Saved entries
+ + + + + + +

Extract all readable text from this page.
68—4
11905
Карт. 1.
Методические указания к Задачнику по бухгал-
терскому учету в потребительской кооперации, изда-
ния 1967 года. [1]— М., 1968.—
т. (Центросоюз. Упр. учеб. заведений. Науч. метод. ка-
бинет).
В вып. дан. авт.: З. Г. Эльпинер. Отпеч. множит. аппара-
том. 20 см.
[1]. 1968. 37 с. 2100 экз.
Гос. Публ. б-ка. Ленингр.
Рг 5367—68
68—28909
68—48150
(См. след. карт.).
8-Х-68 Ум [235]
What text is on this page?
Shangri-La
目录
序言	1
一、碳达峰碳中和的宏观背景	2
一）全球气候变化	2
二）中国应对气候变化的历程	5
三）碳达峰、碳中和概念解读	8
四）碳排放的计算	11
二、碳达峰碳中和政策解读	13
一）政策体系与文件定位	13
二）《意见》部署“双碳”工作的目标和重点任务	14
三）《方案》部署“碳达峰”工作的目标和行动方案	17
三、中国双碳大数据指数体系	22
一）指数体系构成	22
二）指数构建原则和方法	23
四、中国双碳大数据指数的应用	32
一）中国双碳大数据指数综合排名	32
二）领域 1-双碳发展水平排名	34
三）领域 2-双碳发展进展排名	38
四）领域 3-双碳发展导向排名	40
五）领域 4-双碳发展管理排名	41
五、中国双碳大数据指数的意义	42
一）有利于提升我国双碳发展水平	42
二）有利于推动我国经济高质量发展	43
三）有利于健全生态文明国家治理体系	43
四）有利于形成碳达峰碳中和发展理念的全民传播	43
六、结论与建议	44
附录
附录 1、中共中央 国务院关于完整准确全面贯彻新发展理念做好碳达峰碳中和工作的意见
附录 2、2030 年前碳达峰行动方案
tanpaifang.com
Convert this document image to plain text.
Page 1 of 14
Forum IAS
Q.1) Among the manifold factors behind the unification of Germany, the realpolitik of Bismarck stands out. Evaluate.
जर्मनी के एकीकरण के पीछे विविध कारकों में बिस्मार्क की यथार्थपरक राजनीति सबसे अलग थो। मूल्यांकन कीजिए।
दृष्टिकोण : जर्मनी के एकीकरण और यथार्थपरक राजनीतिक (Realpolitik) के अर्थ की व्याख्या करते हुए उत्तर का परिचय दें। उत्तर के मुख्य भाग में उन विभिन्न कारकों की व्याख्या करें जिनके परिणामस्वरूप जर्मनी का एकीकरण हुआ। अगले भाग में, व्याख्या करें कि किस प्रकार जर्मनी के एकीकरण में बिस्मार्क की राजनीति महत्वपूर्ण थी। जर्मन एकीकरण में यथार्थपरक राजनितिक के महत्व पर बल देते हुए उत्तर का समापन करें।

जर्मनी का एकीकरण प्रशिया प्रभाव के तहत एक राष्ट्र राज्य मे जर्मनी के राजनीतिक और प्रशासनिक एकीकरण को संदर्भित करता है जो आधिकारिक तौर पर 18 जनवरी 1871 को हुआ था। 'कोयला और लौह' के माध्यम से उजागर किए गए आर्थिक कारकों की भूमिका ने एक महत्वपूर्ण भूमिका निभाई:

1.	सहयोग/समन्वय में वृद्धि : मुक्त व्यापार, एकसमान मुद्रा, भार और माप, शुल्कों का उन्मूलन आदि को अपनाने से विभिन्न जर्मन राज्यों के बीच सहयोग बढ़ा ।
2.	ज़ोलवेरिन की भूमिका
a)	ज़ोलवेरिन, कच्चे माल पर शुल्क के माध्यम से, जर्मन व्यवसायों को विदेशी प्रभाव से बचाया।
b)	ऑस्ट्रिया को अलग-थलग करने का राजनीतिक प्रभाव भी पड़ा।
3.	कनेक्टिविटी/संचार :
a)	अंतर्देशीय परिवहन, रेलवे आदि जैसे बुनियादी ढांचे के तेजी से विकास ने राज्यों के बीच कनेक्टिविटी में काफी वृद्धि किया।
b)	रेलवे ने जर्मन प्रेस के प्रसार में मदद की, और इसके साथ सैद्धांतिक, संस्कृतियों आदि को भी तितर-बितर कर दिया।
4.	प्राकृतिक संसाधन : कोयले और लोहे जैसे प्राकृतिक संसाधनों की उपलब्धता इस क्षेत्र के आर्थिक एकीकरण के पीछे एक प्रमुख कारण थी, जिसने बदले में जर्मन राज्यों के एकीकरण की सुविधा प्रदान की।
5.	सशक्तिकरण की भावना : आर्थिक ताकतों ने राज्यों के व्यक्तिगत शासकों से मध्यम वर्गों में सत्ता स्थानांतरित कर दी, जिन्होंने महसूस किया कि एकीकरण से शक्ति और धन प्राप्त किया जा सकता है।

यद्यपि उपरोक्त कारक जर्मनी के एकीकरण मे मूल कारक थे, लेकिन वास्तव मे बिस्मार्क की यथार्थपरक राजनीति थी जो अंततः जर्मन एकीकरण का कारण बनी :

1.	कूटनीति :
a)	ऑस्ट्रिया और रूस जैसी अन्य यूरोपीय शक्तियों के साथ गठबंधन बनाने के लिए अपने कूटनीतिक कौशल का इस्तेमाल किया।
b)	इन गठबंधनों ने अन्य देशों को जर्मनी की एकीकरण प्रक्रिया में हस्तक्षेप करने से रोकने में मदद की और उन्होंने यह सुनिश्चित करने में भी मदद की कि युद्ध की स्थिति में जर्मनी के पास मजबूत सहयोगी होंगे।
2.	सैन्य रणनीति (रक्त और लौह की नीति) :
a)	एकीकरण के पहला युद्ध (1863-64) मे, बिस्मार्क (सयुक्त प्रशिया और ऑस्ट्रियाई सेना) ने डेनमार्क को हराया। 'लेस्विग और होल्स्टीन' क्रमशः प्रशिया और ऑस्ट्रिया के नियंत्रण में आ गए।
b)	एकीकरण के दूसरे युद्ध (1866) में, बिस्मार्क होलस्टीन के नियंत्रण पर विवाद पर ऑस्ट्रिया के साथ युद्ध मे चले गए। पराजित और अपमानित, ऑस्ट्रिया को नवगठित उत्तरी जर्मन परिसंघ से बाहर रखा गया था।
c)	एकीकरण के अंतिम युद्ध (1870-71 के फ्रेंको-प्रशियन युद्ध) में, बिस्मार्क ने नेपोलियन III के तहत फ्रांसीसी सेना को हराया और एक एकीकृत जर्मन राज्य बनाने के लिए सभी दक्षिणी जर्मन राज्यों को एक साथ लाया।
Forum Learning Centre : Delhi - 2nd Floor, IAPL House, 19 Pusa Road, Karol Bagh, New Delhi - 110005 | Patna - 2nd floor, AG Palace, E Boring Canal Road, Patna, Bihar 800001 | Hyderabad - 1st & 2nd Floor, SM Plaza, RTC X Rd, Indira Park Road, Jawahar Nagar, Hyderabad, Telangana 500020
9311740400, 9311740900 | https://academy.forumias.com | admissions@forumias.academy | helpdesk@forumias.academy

+ + + + + + +

WORK TO DO: Reproduce the full listing exactly.

CORRECT OUTPUT:
Extract all readable text from this page.
68—4
11905
Карт. 1.
Методические указания к Задачнику по бухгал-
терскому учету в потребительской кооперации, изда-
ния 1967 года. [1]— М., 1968.—
т. (Центросоюз. Упр. учеб. заведений. Науч. метод. ка-
бинет).
В вып. дан. авт.: З. Г. Эльпинер. Отпеч. множит. аппара-
том. 20 см.
[1]. 1968. 37 с. 2100 экз.
Гос. Публ. б-ка. Ленингр.
Рг 5367—68
68—28909
68—48150
(См. след. карт.).
8-Х-68 Ум [235]
What text is on this page?
Shangri-La
目录
序言	1
一、碳达峰碳中和的宏观背景	2
一）全球气候变化	2
二）中国应对气候变化的历程	5
三）碳达峰、碳中和概念解读	8
四）碳排放的计算	11
二、碳达峰碳中和政策解读	13
一）政策体系与文件定位	13
二）《意见》部署“双碳”工作的目标和重点任务	14
三）《方案》部署“碳达峰”工作的目标和行动方案	17
三、中国双碳大数据指数体系	22
一）指数体系构成	22
二）指数构建原则和方法	23
四、中国双碳大数据指数的应用	32
一）中国双碳大数据指数综合排名	32
二）领域 1-双碳发展水平排名	34
三）领域 2-双碳发展进展排名	38
四）领域 3-双碳发展导向排名	40
五）领域 4-双碳发展管理排名	41
五、中国双碳大数据指数的意义	42
一）有利于提升我国双碳发展水平	42
二）有利于推动我国经济高质量发展	43
三）有利于健全生态文明国家治理体系	43
四）有利于形成碳达峰碳中和发展理念的全民传播	43
六、结论与建议	44
附录
附录 1、中共中央 国务院关于完整准确全面贯彻新发展理念做好碳达峰碳中和工作的意见
附录 2、2030 年前碳达峰行动方案
tanpaifang.com
Convert this document image to plain text.
Page 1 of 14
Forum IAS
Q.1) Among the manifold factors behind the unification of Germany, the realpolitik of Bismarck stands out. Evaluate.
जर्मनी के एकीकरण के पीछे विविध कारकों में बिस्मार्क की यथार्थपरक राजनीति सबसे अलग थो। मूल्यांकन कीजिए।
दृष्टिकोण : जर्मनी के एकीकरण और यथार्थपरक राजनीतिक (Realpolitik) के अर्थ की व्याख्या करते हुए उत्तर का परिचय दें। उत्तर के मुख्य भाग में उन विभिन्न कारकों की व्याख्या करें जिनके परिणामस्वरूप जर्मनी का एकीकरण हुआ। अगले भाग में, व्याख्या करें कि किस प्रकार जर्मनी के एकीकरण में बिस्मार्क की राजनीति महत्वपूर्ण थी। जर्मन एकीकरण में यथार्थपरक राजनितिक के महत्व पर बल देते हुए उत्तर का समापन करें।

जर्मनी का एकीकरण प्रशिया प्रभाव के तहत एक राष्ट्र राज्य मे जर्मनी के राजनीतिक और प्रशासनिक एकीकरण को संदर्भित करता है जो आधिकारिक तौर पर 18 जनवरी 1871 को हुआ था। 'कोयला और लौह' के माध्यम से उजागर किए गए आर्थिक कारकों की भूमिका ने एक महत्वपूर्ण भूमिका निभाई:

1.	सहयोग/समन्वय में वृद्धि : मुक्त व्यापार, एकसमान मुद्रा, भार और माप, शुल्कों का उन्मूलन आदि को अपनाने से विभिन्न जर्मन राज्यों के बीच सहयोग बढ़ा ।
2.	ज़ोलवेरिन की भूमिका
a)	ज़ोलवेरिन, कच्चे माल पर शुल्क के माध्यम से, जर्मन व्यवसायों को विदेशी प्रभाव से बचाया।
b)	ऑस्ट्रिया को अलग-थलग करने का राजनीतिक प्रभाव भी पड़ा।
3.	कनेक्टिविटी/संचार :
a)	अंतर्देशीय परिवहन, रेलवे आदि जैसे बुनियादी ढांचे के तेजी से विकास ने राज्यों के बीच कनेक्टिविटी में काफी वृद्धि किया।
b)	रेलवे ने जर्मन प्रेस के प्रसार में मदद की, और इसके साथ सैद्धांतिक, संस्कृतियों आदि को भी तितर-बितर कर दिया।
4.	प्राकृतिक संसाधन : कोयले और लोहे जैसे प्राकृतिक संसाधनों की उपलब्धता इस क्षेत्र के आर्थिक एकीकरण के पीछे एक प्रमुख कारण थी, जिसने बदले में जर्मन राज्यों के एकीकरण की सुविधा प्रदान की।
5.	सशक्तिकरण की भावना : आर्थिक ताकतों ने राज्यों के व्यक्तिगत शासकों से मध्यम वर्गों में सत्ता स्थानांतरित कर दी, जिन्होंने महसूस किया कि एकीकरण से शक्ति और धन प्राप्त किया जा सकता है।

यद्यपि उपरोक्त कारक जर्मनी के एकीकरण मे मूल कारक थे, लेकिन वास्तव मे बिस्मार्क की यथार्थपरक राजनीति थी जो अंततः जर्मन एकीकरण का कारण बनी :

1.	कूटनीति :
a)	ऑस्ट्रिया और रूस जैसी अन्य यूरोपीय शक्तियों के साथ गठबंधन बनाने के लिए अपने कूटनीतिक कौशल का इस्तेमाल किया।
b)	इन गठबंधनों ने अन्य देशों को जर्मनी की एकीकरण प्रक्रिया में हस्तक्षेप करने से रोकने में मदद की और उन्होंने यह सुनिश्चित करने में भी मदद की कि युद्ध की स्थिति में जर्मनी के पास मजबूत सहयोगी होंगे।
2.	सैन्य रणनीति (रक्त और लौह की नीति) :
a)	एकीकरण के पहला युद्ध (1863-64) मे, बिस्मार्क (सयुक्त प्रशिया और ऑस्ट्रियाई सेना) ने डेनमार्क को हराया। 'लेस्विग और होल्स्टीन' क्रमशः प्रशिया और ऑस्ट्रिया के नियंत्रण में आ गए।
b)	एकीकरण के दूसरे युद्ध (1866) में, बिस्मार्क होलस्टीन के नियंत्रण पर विवाद पर ऑस्ट्रिया के साथ युद्ध मे चले गए। पराजित और अपमानित, ऑस्ट्रिया को नवगठित उत्तरी जर्मन परिसंघ से बाहर रखा गया था।
c)	एकीकरण के अंतिम युद्ध (1870-71 के फ्रेंको-प्रशियन युद्ध) में, बिस्मार्क ने नेपोलियन III के तहत फ्रांसीसी सेना को हराया और एक एकीकृत जर्मन राज्य बनाने के लिए सभी दक्षिणी जर्मन राज्यों को एक साथ लाया।
Forum Learning Centre : Delhi - 2nd Floor, IAPL House, 19 Pusa Road, Karol Bagh, New Delhi - 110005 | Patna - 2nd floor, AG Palace, E Boring Canal Road, Patna, Bihar 800001 | Hyderabad - 1st & 2nd Floor, SM Plaza, RTC X Rd, Indira Park Road, Jawahar Nagar, Hyderabad, Telangana 500020
9311740400, 9311740900 | https://academy.forumias.com | admissions@forumias.academy | helpdesk@forumias.academy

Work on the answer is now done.